The material below should be written out in full and exactly; pictures stay out of the copy.

[DATA SECTION]
↓↓↓

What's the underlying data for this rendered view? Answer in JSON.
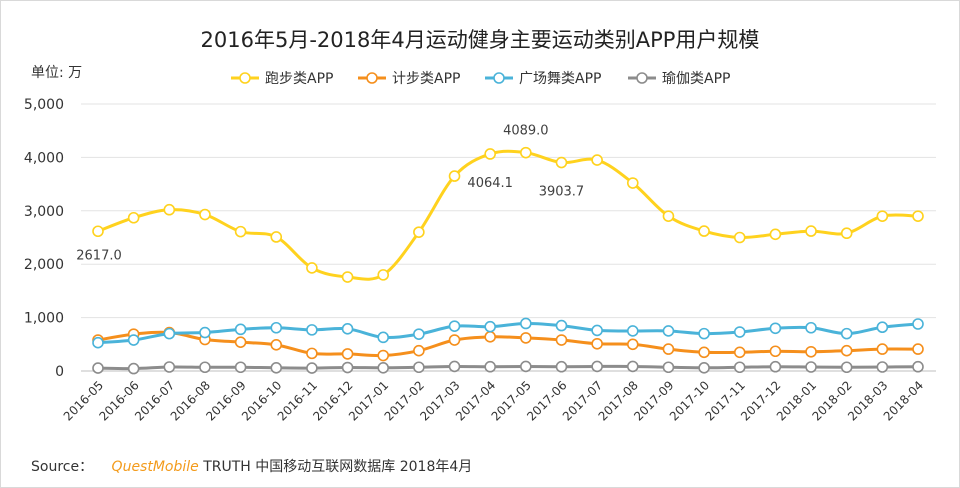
{
  "chart_data": {
    "type": "line",
    "title": "2016年5月-2018年4月运动健身主要运动类别APP用户规模",
    "unit_label": "单位: 万",
    "categories": [
      "2016-05",
      "2016-06",
      "2016-07",
      "2016-08",
      "2016-09",
      "2016-10",
      "2016-11",
      "2016-12",
      "2017-01",
      "2017-02",
      "2017-03",
      "2017-04",
      "2017-05",
      "2017-06",
      "2017-07",
      "2017-08",
      "2017-09",
      "2017-10",
      "2017-11",
      "2017-12",
      "2018-01",
      "2018-02",
      "2018-03",
      "2018-04"
    ],
    "yticks": [
      "0",
      "1,000",
      "2,000",
      "3,000",
      "4,000",
      "5,000"
    ],
    "ylim": [
      0,
      5000
    ],
    "legend_position": "top-center",
    "grid": true,
    "series": [
      {
        "name": "跑步类APP",
        "color": "#ffd21e",
        "values": [
          2617.0,
          2870,
          3020,
          2930,
          2610,
          2510,
          1930,
          1760,
          1800,
          2600,
          3650,
          4064.1,
          4089.0,
          3903.7,
          3950,
          3520,
          2900,
          2620,
          2500,
          2560,
          2620,
          2580,
          2900,
          2900
        ]
      },
      {
        "name": "计步类APP",
        "color": "#f58f1c",
        "values": [
          580,
          690,
          720,
          590,
          540,
          490,
          330,
          320,
          290,
          380,
          580,
          640,
          620,
          580,
          510,
          500,
          410,
          350,
          350,
          370,
          360,
          380,
          410,
          410
        ]
      },
      {
        "name": "广场舞类APP",
        "color": "#4ab3d9",
        "values": [
          530,
          580,
          700,
          720,
          780,
          810,
          770,
          790,
          630,
          690,
          840,
          830,
          890,
          850,
          760,
          750,
          750,
          700,
          730,
          800,
          810,
          700,
          820,
          880
        ]
      },
      {
        "name": "瑜伽类APP",
        "color": "#8c8c8c",
        "values": [
          55,
          45,
          75,
          70,
          70,
          60,
          55,
          65,
          60,
          70,
          85,
          80,
          85,
          80,
          85,
          85,
          70,
          60,
          70,
          80,
          75,
          70,
          75,
          80
        ]
      }
    ],
    "annotations": [
      {
        "text": "2617.0",
        "series": 0,
        "index": 0,
        "anchor": "below-left"
      },
      {
        "text": "4064.1",
        "series": 0,
        "index": 11,
        "anchor": "below"
      },
      {
        "text": "4089.0",
        "series": 0,
        "index": 12,
        "anchor": "above"
      },
      {
        "text": "3903.7",
        "series": 0,
        "index": 13,
        "anchor": "below"
      }
    ]
  },
  "source": {
    "label": "Source：",
    "brand_a": "Quest",
    "brand_b": "Mobile",
    "rest": " TRUTH 中国移动互联网数据库 2018年4月",
    "brand_color": "#f39b1c"
  }
}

↑↑↑

[ANSWER]
What's the underlying data for this rendered view? Answer in JSON.
{
  "chart_data": {
    "type": "line",
    "title": "2016年5月-2018年4月运动健身主要运动类别APP用户规模",
    "unit_label": "单位: 万",
    "categories": [
      "2016-05",
      "2016-06",
      "2016-07",
      "2016-08",
      "2016-09",
      "2016-10",
      "2016-11",
      "2016-12",
      "2017-01",
      "2017-02",
      "2017-03",
      "2017-04",
      "2017-05",
      "2017-06",
      "2017-07",
      "2017-08",
      "2017-09",
      "2017-10",
      "2017-11",
      "2017-12",
      "2018-01",
      "2018-02",
      "2018-03",
      "2018-04"
    ],
    "yticks": [
      "0",
      "1,000",
      "2,000",
      "3,000",
      "4,000",
      "5,000"
    ],
    "ylim": [
      0,
      5000
    ],
    "legend_position": "top-center",
    "grid": true,
    "series": [
      {
        "name": "跑步类APP",
        "color": "#ffd21e",
        "values": [
          2617.0,
          2870,
          3020,
          2930,
          2610,
          2510,
          1930,
          1760,
          1800,
          2600,
          3650,
          4064.1,
          4089.0,
          3903.7,
          3950,
          3520,
          2900,
          2620,
          2500,
          2560,
          2620,
          2580,
          2900,
          2900
        ]
      },
      {
        "name": "计步类APP",
        "color": "#f58f1c",
        "values": [
          580,
          690,
          720,
          590,
          540,
          490,
          330,
          320,
          290,
          380,
          580,
          640,
          620,
          580,
          510,
          500,
          410,
          350,
          350,
          370,
          360,
          380,
          410,
          410
        ]
      },
      {
        "name": "广场舞类APP",
        "color": "#4ab3d9",
        "values": [
          530,
          580,
          700,
          720,
          780,
          810,
          770,
          790,
          630,
          690,
          840,
          830,
          890,
          850,
          760,
          750,
          750,
          700,
          730,
          800,
          810,
          700,
          820,
          880
        ]
      },
      {
        "name": "瑜伽类APP",
        "color": "#8c8c8c",
        "values": [
          55,
          45,
          75,
          70,
          70,
          60,
          55,
          65,
          60,
          70,
          85,
          80,
          85,
          80,
          85,
          85,
          70,
          60,
          70,
          80,
          75,
          70,
          75,
          80
        ]
      }
    ],
    "annotations": [
      {
        "text": "2617.0",
        "series": 0,
        "index": 0,
        "anchor": "below-left"
      },
      {
        "text": "4064.1",
        "series": 0,
        "index": 11,
        "anchor": "below"
      },
      {
        "text": "4089.0",
        "series": 0,
        "index": 12,
        "anchor": "above"
      },
      {
        "text": "3903.7",
        "series": 0,
        "index": 13,
        "anchor": "below"
      }
    ]
  },
  "source": {
    "label": "Source：",
    "brand_a": "Quest",
    "brand_b": "Mobile",
    "rest": " TRUTH 中国移动互联网数据库 2018年4月",
    "brand_color": "#f39b1c"
  }
}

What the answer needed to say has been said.